[Material shown]
-*-*-

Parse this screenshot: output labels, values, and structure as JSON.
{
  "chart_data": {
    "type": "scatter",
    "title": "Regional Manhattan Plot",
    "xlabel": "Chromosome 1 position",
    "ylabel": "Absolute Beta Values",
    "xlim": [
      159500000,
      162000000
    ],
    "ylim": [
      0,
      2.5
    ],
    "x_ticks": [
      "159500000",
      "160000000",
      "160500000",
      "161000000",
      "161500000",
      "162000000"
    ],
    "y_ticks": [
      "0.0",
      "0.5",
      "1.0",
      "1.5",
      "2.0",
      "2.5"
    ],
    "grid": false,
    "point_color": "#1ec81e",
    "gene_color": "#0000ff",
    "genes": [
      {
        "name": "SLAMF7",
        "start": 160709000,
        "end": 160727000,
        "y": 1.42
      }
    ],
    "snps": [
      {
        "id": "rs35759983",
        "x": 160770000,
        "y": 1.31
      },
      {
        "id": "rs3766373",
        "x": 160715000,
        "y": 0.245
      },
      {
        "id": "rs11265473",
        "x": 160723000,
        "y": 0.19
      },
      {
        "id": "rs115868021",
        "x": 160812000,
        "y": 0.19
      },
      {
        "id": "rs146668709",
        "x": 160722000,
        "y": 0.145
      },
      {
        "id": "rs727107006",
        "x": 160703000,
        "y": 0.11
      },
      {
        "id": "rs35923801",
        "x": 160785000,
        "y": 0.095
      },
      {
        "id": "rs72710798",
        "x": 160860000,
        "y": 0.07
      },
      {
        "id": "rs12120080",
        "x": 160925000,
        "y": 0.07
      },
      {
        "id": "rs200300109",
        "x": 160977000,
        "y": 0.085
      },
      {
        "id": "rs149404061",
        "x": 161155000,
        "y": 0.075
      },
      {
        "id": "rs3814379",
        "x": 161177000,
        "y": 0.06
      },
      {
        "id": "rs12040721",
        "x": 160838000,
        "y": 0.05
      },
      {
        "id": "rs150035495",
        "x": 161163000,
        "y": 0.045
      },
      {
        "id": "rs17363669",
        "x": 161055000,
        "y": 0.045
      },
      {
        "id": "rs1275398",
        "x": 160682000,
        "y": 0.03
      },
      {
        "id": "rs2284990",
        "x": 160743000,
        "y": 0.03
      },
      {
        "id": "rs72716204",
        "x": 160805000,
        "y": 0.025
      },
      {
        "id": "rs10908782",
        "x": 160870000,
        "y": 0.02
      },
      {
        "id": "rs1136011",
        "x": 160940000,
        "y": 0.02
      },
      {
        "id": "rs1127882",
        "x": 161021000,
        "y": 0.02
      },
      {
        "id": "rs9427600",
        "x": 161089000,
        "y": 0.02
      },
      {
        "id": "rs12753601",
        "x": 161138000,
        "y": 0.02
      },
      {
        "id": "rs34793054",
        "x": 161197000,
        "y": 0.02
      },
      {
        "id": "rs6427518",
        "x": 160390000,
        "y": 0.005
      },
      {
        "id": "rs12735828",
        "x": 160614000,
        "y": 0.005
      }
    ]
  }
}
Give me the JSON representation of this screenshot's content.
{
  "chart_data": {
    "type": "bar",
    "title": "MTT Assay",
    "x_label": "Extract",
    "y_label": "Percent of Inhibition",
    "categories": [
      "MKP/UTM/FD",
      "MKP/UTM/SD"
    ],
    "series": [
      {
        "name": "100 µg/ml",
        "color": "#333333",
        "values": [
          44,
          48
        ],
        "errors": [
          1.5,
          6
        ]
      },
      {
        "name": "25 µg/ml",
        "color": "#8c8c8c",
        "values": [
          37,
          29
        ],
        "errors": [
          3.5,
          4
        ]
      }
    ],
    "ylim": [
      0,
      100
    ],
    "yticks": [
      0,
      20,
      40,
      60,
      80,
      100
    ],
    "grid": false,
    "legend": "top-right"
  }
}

-*-*-

[Work instruction]
Work out how many lines in the listing contain "JSON", then write down that number and nothing else.

[Exercise result]
2